(Stored dataset items)
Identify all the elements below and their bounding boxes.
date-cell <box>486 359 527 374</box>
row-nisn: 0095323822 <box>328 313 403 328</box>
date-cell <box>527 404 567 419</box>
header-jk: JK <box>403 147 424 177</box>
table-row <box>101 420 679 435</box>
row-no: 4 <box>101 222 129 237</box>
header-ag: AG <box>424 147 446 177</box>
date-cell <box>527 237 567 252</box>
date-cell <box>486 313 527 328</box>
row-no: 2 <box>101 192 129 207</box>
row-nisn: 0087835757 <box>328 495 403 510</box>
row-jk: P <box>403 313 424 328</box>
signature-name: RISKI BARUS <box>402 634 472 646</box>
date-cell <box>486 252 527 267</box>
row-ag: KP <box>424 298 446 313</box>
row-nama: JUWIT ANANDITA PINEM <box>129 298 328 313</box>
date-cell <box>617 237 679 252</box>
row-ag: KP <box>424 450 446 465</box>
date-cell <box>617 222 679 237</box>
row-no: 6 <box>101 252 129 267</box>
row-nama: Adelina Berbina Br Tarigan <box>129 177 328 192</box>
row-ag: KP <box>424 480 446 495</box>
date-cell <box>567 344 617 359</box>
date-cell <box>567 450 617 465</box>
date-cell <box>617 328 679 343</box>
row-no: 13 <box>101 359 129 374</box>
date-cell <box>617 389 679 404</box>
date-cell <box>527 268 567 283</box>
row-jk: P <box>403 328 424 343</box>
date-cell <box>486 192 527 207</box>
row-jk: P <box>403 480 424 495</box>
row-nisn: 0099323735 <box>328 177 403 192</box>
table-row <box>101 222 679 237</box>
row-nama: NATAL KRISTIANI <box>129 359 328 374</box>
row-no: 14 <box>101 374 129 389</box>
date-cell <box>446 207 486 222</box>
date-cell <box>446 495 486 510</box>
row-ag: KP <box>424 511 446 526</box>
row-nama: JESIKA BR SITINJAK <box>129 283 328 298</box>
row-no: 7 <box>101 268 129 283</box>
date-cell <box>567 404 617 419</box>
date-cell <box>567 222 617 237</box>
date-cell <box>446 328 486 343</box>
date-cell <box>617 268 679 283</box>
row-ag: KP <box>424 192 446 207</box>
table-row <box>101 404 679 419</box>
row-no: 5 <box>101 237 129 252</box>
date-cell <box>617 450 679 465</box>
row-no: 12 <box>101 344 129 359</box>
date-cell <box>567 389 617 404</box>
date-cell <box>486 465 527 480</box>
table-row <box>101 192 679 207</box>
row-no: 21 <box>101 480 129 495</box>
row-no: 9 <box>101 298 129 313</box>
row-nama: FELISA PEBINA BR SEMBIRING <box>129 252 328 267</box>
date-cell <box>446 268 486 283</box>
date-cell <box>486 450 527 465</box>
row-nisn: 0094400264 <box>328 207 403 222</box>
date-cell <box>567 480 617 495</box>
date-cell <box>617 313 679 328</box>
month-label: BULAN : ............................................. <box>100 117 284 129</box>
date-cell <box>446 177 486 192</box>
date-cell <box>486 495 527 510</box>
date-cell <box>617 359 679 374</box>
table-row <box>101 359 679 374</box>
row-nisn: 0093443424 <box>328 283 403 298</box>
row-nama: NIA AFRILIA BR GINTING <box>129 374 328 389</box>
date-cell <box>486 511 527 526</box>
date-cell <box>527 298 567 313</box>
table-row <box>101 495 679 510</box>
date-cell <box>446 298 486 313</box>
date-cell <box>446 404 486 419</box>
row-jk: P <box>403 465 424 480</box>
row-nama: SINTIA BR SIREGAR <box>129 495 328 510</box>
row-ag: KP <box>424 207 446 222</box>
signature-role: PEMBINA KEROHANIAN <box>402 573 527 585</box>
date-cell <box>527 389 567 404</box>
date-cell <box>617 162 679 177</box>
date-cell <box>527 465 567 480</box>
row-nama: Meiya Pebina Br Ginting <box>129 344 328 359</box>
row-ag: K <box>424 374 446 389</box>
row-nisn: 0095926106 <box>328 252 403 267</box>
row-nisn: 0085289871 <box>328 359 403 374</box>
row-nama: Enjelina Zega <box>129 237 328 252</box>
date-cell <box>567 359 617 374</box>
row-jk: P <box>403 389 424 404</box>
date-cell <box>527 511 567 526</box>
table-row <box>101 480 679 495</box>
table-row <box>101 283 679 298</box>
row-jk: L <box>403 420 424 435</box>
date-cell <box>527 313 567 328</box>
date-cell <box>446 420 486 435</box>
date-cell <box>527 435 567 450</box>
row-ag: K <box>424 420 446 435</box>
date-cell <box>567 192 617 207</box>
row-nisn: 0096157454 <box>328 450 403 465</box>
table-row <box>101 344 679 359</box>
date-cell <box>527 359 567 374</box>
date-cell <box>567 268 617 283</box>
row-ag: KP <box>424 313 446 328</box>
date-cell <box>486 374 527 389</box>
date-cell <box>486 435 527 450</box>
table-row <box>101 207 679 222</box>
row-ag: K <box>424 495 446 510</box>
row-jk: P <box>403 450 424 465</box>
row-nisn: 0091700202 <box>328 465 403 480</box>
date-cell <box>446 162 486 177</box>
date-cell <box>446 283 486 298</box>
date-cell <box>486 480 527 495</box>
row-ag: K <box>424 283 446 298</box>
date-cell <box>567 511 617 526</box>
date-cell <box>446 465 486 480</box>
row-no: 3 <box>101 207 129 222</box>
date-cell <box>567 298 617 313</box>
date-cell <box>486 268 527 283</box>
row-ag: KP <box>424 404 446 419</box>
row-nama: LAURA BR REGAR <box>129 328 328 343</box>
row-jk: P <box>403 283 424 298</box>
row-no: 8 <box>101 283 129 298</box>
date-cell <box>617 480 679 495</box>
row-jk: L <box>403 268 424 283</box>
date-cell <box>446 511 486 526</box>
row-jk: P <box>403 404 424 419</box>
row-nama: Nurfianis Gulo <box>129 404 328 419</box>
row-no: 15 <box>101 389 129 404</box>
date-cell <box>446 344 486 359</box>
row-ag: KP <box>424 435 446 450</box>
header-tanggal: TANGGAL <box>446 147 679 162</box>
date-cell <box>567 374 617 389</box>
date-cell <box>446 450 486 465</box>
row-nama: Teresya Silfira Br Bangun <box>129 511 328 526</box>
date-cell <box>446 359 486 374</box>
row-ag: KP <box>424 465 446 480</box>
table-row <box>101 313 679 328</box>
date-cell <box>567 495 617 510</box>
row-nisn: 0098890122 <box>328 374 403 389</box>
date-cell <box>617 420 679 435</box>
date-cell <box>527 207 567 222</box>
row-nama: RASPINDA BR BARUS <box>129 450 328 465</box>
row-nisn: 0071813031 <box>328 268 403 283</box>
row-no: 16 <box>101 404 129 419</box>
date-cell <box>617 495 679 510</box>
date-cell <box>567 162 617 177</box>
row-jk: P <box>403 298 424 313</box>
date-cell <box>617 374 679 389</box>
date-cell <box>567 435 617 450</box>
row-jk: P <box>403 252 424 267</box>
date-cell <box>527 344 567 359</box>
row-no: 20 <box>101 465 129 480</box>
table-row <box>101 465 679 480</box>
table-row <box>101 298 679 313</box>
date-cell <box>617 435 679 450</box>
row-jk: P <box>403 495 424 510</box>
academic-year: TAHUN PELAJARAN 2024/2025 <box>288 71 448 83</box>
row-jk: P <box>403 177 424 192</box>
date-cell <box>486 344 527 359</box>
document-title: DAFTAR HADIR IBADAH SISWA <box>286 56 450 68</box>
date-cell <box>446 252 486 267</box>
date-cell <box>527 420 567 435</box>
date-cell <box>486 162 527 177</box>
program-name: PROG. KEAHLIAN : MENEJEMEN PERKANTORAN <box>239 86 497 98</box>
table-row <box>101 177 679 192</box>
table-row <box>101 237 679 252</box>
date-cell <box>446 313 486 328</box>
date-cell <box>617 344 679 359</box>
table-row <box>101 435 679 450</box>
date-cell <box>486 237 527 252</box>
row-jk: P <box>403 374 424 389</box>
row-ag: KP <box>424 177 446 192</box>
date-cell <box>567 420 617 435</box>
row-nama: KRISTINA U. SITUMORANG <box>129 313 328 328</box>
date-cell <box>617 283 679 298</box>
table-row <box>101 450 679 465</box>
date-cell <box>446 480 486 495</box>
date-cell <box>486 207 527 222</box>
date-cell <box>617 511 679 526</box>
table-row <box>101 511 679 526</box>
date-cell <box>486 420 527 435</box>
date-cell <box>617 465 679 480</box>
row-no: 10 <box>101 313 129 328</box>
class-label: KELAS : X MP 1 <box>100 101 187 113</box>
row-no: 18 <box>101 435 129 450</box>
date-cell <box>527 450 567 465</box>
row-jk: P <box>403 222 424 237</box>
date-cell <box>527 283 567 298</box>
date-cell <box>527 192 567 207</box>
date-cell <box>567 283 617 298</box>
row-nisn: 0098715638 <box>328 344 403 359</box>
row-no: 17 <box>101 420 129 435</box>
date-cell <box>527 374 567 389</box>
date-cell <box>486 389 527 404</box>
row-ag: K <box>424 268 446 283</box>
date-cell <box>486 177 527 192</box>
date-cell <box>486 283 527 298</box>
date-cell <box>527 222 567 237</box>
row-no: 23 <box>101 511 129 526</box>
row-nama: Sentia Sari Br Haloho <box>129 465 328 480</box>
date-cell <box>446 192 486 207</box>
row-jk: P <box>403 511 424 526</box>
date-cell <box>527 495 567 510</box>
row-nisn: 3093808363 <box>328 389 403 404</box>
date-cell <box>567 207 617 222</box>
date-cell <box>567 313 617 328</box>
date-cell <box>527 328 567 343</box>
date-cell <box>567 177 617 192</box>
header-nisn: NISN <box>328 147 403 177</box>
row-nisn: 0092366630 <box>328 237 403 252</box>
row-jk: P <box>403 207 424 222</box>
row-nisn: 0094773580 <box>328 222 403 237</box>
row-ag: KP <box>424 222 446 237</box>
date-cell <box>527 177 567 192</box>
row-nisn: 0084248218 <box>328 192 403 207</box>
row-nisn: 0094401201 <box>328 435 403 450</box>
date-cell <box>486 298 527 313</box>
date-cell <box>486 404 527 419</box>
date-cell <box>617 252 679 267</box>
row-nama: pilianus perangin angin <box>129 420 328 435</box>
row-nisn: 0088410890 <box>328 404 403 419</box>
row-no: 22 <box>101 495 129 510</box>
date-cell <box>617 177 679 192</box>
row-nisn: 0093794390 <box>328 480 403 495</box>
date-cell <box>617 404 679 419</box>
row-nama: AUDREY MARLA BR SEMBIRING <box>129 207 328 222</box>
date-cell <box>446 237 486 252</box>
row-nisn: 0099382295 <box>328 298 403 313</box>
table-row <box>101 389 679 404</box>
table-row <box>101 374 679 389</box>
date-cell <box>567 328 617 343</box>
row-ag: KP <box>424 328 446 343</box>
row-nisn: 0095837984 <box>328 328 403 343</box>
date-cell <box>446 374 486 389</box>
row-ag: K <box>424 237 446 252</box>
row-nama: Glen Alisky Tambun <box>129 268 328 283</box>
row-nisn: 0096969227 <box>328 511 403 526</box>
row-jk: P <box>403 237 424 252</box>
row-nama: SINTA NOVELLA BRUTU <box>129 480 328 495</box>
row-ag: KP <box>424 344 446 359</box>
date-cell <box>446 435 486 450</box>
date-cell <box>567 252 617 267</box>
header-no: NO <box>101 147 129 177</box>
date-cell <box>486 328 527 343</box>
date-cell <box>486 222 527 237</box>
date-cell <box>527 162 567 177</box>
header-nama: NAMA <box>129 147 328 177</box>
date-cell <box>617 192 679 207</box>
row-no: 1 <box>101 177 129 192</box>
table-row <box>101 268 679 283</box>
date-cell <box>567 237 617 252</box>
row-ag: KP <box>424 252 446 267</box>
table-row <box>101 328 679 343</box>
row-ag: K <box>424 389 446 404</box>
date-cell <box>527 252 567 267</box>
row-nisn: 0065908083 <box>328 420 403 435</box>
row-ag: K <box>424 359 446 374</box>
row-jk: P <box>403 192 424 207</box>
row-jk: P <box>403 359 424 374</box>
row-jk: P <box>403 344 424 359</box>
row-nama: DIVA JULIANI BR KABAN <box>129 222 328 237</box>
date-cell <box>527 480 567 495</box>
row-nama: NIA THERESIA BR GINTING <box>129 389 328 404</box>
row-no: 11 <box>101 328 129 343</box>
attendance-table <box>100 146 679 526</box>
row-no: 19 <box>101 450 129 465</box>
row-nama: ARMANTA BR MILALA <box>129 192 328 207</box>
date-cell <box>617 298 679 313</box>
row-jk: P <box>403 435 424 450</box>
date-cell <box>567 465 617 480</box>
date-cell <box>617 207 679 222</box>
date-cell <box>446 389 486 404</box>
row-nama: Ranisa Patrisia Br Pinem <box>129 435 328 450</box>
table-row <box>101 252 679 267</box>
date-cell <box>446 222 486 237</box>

**Required work:**
Return each line in the records that holds the string "name".

**Exercise output:**
signature-name: RISKI BARUS <box>402 634 472 646</box>
program-name: PROG. KEAHLIAN : MENEJEMEN PERKANTORAN <box>239 86 497 98</box>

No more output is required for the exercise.